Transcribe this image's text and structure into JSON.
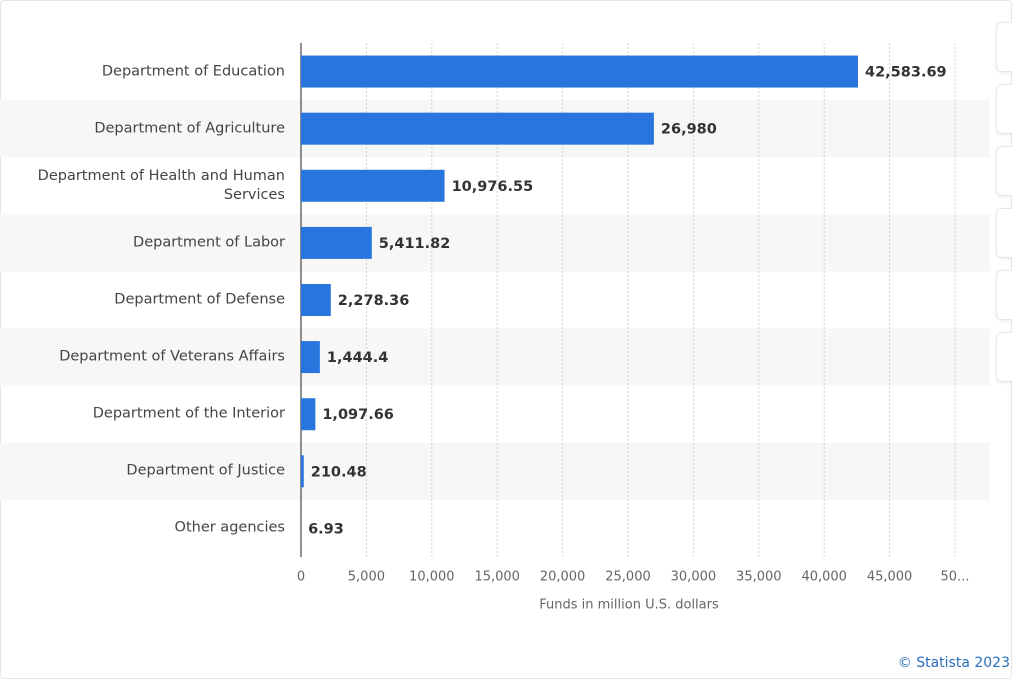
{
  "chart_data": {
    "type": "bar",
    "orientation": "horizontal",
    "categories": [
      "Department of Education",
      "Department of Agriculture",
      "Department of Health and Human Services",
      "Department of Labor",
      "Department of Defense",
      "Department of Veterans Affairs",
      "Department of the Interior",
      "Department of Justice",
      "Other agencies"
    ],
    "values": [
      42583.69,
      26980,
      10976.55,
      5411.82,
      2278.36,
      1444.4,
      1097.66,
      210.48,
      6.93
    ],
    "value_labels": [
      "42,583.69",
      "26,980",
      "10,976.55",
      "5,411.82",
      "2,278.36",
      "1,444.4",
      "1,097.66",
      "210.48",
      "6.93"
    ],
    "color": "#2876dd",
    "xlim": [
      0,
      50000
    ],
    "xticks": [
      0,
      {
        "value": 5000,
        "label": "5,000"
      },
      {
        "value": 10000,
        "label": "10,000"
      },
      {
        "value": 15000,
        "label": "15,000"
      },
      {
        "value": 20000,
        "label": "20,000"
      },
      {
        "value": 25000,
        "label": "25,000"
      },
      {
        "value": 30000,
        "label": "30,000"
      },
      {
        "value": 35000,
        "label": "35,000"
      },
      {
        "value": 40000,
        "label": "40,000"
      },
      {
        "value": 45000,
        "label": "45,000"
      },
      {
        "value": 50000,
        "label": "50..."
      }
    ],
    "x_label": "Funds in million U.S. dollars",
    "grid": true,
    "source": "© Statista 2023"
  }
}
**********
**GIVEN PROBLEM:** Leave out the pictures and give the listing above again exactly.

**FINAL RESULT:**
Transcribe this image's text and structure into JSON.
{
  "chart_data": {
    "type": "bar",
    "orientation": "horizontal",
    "categories": [
      "Department of Education",
      "Department of Agriculture",
      "Department of Health and Human Services",
      "Department of Labor",
      "Department of Defense",
      "Department of Veterans Affairs",
      "Department of the Interior",
      "Department of Justice",
      "Other agencies"
    ],
    "values": [
      42583.69,
      26980,
      10976.55,
      5411.82,
      2278.36,
      1444.4,
      1097.66,
      210.48,
      6.93
    ],
    "value_labels": [
      "42,583.69",
      "26,980",
      "10,976.55",
      "5,411.82",
      "2,278.36",
      "1,444.4",
      "1,097.66",
      "210.48",
      "6.93"
    ],
    "color": "#2876dd",
    "xlim": [
      0,
      50000
    ],
    "xticks": [
      0,
      {
        "value": 5000,
        "label": "5,000"
      },
      {
        "value": 10000,
        "label": "10,000"
      },
      {
        "value": 15000,
        "label": "15,000"
      },
      {
        "value": 20000,
        "label": "20,000"
      },
      {
        "value": 25000,
        "label": "25,000"
      },
      {
        "value": 30000,
        "label": "30,000"
      },
      {
        "value": 35000,
        "label": "35,000"
      },
      {
        "value": 40000,
        "label": "40,000"
      },
      {
        "value": 45000,
        "label": "45,000"
      },
      {
        "value": 50000,
        "label": "50..."
      }
    ],
    "x_label": "Funds in million U.S. dollars",
    "grid": true,
    "source": "© Statista 2023"
  }
}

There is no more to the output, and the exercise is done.